## What you need to do
Return the whole listing, keeping every character the same.

## Records for the exercise
######

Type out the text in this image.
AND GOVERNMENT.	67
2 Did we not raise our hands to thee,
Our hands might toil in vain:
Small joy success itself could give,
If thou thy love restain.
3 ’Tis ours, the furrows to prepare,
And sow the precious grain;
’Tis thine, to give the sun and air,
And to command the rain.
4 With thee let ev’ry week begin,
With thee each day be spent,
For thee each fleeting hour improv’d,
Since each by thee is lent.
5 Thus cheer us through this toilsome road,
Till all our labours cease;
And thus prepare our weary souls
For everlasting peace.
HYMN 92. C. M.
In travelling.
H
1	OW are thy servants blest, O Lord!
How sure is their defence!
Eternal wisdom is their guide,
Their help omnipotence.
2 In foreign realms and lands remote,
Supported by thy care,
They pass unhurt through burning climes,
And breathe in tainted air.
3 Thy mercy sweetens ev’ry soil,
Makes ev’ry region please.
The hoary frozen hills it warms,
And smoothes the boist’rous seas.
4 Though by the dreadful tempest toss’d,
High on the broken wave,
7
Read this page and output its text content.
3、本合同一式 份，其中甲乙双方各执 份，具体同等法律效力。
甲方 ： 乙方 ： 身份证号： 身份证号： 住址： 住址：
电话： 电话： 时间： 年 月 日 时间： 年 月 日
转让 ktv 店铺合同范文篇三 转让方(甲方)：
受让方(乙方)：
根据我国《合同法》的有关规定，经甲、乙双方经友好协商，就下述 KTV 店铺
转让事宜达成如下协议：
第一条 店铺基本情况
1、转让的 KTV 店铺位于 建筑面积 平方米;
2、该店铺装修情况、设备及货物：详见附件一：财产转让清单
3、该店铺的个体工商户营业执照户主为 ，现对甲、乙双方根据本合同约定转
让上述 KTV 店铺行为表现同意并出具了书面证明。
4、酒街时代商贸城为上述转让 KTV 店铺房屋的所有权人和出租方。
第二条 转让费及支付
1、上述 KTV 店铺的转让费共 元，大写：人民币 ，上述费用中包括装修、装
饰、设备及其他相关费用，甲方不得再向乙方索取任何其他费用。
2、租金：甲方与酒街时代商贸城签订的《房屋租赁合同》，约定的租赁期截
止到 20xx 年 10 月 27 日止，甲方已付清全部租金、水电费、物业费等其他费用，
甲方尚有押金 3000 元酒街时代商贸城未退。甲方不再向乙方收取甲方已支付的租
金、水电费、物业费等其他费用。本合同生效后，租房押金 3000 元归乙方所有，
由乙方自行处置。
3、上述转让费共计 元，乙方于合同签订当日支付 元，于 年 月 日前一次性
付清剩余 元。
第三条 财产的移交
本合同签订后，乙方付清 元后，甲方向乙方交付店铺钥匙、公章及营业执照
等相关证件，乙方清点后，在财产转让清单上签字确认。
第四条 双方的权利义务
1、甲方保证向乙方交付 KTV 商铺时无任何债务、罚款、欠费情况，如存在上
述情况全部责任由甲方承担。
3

######

## Output of the exercise
Type out the text in this image.
AND GOVERNMENT.	67
2 Did we not raise our hands to thee,
Our hands might toil in vain:
Small joy success itself could give,
If thou thy love restain.
3 ’Tis ours, the furrows to prepare,
And sow the precious grain;
’Tis thine, to give the sun and air,
And to command the rain.
4 With thee let ev’ry week begin,
With thee each day be spent,
For thee each fleeting hour improv’d,
Since each by thee is lent.
5 Thus cheer us through this toilsome road,
Till all our labours cease;
And thus prepare our weary souls
For everlasting peace.
HYMN 92. C. M.
In travelling.
H
1	OW are thy servants blest, O Lord!
How sure is their defence!
Eternal wisdom is their guide,
Their help omnipotence.
2 In foreign realms and lands remote,
Supported by thy care,
They pass unhurt through burning climes,
And breathe in tainted air.
3 Thy mercy sweetens ev’ry soil,
Makes ev’ry region please.
The hoary frozen hills it warms,
And smoothes the boist’rous seas.
4 Though by the dreadful tempest toss’d,
High on the broken wave,
7
Read this page and output its text content.
3、本合同一式 份，其中甲乙双方各执 份，具体同等法律效力。
甲方 ： 乙方 ： 身份证号： 身份证号： 住址： 住址：
电话： 电话： 时间： 年 月 日 时间： 年 月 日
转让 ktv 店铺合同范文篇三 转让方(甲方)：
受让方(乙方)：
根据我国《合同法》的有关规定，经甲、乙双方经友好协商，就下述 KTV 店铺
转让事宜达成如下协议：
第一条 店铺基本情况
1、转让的 KTV 店铺位于 建筑面积 平方米;
2、该店铺装修情况、设备及货物：详见附件一：财产转让清单
3、该店铺的个体工商户营业执照户主为 ，现对甲、乙双方根据本合同约定转
让上述 KTV 店铺行为表现同意并出具了书面证明。
4、酒街时代商贸城为上述转让 KTV 店铺房屋的所有权人和出租方。
第二条 转让费及支付
1、上述 KTV 店铺的转让费共 元，大写：人民币 ，上述费用中包括装修、装
饰、设备及其他相关费用，甲方不得再向乙方索取任何其他费用。
2、租金：甲方与酒街时代商贸城签订的《房屋租赁合同》，约定的租赁期截
止到 20xx 年 10 月 27 日止，甲方已付清全部租金、水电费、物业费等其他费用，
甲方尚有押金 3000 元酒街时代商贸城未退。甲方不再向乙方收取甲方已支付的租
金、水电费、物业费等其他费用。本合同生效后，租房押金 3000 元归乙方所有，
由乙方自行处置。
3、上述转让费共计 元，乙方于合同签订当日支付 元，于 年 月 日前一次性
付清剩余 元。
第三条 财产的移交
本合同签订后，乙方付清 元后，甲方向乙方交付店铺钥匙、公章及营业执照
等相关证件，乙方清点后，在财产转让清单上签字确认。
第四条 双方的权利义务
1、甲方保证向乙方交付 KTV 商铺时无任何债务、罚款、欠费情况，如存在上
述情况全部责任由甲方承担。
3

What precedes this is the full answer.